─── Data listing
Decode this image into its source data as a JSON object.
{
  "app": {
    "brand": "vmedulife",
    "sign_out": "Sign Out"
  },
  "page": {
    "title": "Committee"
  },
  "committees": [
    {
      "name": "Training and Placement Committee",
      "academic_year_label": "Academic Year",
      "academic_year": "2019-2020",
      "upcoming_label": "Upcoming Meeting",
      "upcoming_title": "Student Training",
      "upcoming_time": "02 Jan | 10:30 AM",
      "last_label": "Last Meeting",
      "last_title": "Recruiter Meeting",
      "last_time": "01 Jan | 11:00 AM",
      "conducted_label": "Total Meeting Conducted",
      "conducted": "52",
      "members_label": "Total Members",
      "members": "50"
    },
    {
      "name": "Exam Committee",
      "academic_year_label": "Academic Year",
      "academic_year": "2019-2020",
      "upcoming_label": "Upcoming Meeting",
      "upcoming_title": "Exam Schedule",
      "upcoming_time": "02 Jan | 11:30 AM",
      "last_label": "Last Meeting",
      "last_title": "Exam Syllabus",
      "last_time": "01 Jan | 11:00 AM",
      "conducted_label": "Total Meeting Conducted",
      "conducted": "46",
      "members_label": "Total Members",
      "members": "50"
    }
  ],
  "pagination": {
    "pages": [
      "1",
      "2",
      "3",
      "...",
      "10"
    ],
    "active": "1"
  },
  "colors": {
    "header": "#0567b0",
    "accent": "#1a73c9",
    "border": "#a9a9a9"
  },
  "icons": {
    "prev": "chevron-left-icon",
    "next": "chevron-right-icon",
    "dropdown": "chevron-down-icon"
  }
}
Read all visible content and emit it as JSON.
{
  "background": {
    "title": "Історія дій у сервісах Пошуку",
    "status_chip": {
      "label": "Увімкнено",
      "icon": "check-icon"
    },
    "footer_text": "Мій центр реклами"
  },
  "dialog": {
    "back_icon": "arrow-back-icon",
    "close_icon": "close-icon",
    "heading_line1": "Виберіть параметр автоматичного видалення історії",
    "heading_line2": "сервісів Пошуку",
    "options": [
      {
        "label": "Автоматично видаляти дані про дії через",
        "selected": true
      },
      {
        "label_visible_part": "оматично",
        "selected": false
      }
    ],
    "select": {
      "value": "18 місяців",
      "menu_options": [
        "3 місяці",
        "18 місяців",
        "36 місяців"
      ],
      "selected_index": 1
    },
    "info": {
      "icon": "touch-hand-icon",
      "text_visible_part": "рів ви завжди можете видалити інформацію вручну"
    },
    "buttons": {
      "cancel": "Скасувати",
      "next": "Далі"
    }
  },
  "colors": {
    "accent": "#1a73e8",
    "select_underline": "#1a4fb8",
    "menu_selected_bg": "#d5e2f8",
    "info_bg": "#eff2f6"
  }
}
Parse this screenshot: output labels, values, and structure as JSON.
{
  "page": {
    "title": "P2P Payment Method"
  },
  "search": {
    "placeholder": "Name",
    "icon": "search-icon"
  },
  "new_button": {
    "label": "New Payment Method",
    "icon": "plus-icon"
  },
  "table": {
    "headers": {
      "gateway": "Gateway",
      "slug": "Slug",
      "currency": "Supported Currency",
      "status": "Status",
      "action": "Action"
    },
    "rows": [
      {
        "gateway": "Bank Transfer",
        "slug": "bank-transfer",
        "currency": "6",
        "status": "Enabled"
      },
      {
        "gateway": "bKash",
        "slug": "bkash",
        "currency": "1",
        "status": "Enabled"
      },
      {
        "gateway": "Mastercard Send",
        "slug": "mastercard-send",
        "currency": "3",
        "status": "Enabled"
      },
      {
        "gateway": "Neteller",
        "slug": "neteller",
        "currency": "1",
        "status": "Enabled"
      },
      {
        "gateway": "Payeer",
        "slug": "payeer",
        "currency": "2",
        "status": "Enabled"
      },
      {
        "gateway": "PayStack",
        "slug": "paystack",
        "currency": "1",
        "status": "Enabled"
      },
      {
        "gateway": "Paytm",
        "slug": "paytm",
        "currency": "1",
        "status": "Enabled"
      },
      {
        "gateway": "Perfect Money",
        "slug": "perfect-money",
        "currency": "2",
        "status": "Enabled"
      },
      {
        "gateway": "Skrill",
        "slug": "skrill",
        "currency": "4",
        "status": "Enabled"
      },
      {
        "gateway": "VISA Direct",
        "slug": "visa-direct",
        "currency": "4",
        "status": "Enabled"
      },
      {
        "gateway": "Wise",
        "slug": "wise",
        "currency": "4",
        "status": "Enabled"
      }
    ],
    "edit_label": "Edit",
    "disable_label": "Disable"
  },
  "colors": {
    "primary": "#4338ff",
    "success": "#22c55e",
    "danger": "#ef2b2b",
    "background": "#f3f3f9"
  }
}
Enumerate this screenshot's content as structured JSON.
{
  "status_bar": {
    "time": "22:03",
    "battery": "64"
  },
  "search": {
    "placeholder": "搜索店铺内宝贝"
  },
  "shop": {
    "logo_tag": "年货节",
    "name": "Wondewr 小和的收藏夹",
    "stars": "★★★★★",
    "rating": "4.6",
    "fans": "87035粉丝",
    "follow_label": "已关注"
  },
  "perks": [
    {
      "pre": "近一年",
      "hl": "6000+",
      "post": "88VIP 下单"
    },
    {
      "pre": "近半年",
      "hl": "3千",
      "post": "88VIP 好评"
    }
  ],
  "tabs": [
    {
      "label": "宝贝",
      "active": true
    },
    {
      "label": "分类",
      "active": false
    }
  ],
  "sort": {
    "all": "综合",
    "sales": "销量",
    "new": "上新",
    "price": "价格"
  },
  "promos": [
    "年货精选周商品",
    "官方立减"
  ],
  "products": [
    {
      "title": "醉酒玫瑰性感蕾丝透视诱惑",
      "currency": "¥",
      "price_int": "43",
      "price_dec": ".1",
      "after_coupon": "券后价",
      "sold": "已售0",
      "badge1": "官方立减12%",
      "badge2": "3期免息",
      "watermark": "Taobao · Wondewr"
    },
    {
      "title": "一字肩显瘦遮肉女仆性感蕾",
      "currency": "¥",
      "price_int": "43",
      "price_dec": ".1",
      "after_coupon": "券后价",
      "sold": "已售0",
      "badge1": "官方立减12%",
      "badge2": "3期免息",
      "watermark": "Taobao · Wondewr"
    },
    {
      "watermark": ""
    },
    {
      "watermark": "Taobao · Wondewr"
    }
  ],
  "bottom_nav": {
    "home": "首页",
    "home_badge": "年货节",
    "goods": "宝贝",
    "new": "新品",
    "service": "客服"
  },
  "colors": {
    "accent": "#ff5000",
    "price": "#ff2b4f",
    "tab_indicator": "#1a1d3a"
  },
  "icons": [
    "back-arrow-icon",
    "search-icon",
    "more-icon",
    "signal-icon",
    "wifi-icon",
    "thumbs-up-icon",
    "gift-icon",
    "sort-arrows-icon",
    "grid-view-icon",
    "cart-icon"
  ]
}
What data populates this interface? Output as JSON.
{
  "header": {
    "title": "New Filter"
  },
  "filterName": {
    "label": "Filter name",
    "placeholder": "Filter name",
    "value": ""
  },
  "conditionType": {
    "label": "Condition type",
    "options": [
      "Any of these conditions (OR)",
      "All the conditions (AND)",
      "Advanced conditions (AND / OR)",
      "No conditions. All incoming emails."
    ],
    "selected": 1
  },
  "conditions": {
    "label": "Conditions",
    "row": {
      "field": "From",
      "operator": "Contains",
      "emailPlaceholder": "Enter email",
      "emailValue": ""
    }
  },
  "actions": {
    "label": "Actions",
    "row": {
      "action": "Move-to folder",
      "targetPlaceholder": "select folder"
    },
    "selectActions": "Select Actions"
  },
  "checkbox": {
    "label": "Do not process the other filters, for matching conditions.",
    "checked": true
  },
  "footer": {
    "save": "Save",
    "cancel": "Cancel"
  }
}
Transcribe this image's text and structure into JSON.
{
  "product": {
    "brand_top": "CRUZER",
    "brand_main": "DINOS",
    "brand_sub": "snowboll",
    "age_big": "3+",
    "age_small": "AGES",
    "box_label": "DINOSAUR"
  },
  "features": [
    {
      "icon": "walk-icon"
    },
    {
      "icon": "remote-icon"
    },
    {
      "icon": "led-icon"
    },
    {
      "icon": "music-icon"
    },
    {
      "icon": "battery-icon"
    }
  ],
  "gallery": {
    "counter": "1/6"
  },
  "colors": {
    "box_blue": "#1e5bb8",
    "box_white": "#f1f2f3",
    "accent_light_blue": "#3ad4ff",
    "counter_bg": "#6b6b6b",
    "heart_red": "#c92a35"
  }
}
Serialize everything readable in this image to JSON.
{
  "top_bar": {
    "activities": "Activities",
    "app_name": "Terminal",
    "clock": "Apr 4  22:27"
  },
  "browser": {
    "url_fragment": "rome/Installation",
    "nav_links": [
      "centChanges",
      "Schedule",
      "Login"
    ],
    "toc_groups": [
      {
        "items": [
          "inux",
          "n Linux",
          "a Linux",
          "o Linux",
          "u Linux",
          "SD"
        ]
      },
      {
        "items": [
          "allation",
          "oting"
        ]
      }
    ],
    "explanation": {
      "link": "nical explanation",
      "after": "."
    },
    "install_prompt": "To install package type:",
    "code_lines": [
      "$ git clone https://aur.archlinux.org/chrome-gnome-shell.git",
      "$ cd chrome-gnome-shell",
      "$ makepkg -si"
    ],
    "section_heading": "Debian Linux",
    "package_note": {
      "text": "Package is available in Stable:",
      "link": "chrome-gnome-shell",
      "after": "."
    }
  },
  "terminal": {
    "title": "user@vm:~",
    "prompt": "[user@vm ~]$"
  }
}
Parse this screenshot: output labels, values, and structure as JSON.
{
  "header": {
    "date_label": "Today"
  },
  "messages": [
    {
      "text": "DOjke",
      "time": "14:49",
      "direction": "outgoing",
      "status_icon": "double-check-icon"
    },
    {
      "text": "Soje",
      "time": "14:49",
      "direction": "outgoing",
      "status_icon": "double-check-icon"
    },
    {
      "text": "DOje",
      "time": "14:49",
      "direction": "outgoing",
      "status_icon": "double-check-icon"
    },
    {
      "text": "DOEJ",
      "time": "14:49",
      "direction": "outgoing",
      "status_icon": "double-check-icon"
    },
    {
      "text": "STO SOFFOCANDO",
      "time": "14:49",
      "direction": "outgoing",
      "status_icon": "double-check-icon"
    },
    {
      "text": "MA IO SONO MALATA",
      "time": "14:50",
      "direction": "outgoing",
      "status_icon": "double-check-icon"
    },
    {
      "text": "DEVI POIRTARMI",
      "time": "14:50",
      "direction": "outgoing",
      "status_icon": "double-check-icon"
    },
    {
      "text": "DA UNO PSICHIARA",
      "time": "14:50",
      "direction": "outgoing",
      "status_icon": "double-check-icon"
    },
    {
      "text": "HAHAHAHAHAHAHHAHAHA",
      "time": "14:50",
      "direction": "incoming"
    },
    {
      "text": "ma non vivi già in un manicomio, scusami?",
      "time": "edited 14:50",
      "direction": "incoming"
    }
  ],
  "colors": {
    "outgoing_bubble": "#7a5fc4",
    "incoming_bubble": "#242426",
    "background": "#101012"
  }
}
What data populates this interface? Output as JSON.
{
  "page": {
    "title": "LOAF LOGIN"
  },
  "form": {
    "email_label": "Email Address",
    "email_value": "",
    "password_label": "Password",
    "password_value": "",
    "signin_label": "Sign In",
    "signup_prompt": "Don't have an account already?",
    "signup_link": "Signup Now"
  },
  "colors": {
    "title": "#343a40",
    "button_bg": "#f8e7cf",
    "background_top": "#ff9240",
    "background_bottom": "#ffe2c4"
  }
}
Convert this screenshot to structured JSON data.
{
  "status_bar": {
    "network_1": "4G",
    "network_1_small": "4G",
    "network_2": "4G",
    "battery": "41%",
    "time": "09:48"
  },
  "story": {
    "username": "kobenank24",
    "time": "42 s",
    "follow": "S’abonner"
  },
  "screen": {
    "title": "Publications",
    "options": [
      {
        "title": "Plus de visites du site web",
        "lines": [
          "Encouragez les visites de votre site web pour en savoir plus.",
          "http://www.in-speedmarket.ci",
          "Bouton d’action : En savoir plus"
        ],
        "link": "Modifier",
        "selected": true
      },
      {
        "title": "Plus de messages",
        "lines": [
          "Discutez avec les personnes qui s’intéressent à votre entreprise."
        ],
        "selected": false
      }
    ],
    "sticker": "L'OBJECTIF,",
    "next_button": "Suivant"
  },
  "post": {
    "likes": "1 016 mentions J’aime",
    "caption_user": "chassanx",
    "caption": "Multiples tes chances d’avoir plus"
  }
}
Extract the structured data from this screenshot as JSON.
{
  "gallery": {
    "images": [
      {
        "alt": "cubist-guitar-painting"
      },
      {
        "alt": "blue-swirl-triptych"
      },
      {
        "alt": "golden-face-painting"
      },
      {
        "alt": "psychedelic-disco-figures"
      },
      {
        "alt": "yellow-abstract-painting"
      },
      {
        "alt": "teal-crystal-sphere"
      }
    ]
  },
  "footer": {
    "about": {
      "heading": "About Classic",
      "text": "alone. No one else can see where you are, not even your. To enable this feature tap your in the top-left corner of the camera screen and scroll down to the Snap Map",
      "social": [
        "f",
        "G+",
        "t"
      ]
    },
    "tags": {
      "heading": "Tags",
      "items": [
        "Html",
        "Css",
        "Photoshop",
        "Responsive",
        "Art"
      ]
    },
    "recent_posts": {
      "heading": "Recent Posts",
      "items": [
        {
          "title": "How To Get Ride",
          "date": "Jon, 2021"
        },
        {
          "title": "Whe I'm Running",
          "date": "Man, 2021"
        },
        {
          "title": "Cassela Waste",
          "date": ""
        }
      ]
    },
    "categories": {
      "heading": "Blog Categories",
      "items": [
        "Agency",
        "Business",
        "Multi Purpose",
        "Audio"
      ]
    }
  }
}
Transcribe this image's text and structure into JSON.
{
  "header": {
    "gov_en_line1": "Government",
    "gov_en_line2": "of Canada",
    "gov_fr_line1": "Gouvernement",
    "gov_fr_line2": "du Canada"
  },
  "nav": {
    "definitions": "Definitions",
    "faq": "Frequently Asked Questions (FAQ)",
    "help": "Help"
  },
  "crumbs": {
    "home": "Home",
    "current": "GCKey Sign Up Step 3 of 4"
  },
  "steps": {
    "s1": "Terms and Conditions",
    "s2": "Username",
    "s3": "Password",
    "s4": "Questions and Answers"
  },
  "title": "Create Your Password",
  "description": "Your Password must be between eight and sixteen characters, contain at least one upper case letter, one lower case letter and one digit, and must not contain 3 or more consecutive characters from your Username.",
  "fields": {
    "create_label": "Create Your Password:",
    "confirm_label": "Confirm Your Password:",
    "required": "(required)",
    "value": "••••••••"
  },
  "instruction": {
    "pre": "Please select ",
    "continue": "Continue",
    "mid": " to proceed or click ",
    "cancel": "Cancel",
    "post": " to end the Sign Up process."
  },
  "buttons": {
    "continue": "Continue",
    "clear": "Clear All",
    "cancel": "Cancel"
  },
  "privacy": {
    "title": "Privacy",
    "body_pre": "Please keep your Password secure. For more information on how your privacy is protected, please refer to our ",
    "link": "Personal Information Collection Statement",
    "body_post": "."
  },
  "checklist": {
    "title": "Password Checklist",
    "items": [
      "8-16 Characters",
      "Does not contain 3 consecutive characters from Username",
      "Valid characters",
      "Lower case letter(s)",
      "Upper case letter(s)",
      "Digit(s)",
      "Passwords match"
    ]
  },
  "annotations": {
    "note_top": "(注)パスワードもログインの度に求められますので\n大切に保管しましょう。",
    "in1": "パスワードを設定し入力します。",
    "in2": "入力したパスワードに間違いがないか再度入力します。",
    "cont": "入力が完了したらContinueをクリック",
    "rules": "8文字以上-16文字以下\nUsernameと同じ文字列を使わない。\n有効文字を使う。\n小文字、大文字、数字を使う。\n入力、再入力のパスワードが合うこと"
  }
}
──────
Exercise prompt — Give the count of lines holding the word "Пошуку", with no other words.

Solution to the problem — 2